> **PROVIDED RECORDS**
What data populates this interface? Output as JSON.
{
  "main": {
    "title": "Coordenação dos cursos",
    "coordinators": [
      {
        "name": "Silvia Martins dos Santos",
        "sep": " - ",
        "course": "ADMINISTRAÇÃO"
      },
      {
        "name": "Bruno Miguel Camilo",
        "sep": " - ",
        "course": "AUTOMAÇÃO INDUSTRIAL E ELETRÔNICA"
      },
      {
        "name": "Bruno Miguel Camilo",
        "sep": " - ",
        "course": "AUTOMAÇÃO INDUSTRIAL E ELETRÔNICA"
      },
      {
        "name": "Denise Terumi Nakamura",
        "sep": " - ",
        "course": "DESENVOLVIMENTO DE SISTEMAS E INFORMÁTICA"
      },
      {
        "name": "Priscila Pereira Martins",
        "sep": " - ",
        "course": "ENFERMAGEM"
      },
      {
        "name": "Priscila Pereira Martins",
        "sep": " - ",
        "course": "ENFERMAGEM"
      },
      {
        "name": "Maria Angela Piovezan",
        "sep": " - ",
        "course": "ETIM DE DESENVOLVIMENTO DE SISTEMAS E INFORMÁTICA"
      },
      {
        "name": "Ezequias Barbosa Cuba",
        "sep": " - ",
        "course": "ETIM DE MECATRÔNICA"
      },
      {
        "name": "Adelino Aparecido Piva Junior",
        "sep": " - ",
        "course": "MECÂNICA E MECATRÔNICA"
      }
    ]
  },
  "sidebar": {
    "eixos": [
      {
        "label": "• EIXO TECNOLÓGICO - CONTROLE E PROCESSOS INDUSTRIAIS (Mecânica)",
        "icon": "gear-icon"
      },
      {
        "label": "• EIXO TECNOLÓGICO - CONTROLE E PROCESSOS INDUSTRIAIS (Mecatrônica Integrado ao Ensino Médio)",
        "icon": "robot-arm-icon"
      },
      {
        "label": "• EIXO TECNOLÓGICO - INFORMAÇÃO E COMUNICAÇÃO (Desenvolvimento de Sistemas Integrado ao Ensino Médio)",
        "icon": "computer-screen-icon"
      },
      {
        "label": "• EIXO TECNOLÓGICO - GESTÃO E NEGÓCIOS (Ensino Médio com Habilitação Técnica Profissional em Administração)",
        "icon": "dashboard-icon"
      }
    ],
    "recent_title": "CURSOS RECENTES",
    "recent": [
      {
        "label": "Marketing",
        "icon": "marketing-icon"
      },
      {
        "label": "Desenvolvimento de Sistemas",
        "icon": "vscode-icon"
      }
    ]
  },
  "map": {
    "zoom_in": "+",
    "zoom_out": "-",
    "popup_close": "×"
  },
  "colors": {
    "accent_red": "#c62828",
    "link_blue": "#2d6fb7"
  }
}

> **WHAT TO PRODUCE**
Find the lines above holding the word "Ensino" and show them.

> **ANSWER TO THIS PROBLEM**
        "label": "• EIXO TECNOLÓGICO - CONTROLE E PROCESSOS INDUSTRIAIS (Mecatrônica Integrado ao Ensino Médio)",
        "label": "• EIXO TECNOLÓGICO - INFORMAÇÃO E COMUNICAÇÃO (Desenvolvimento de Sistemas Integrado ao Ensino Médio)",
        "label": "• EIXO TECNOLÓGICO - GESTÃO E NEGÓCIOS (Ensino Médio com Habilitação Técnica Profissional em Administração)",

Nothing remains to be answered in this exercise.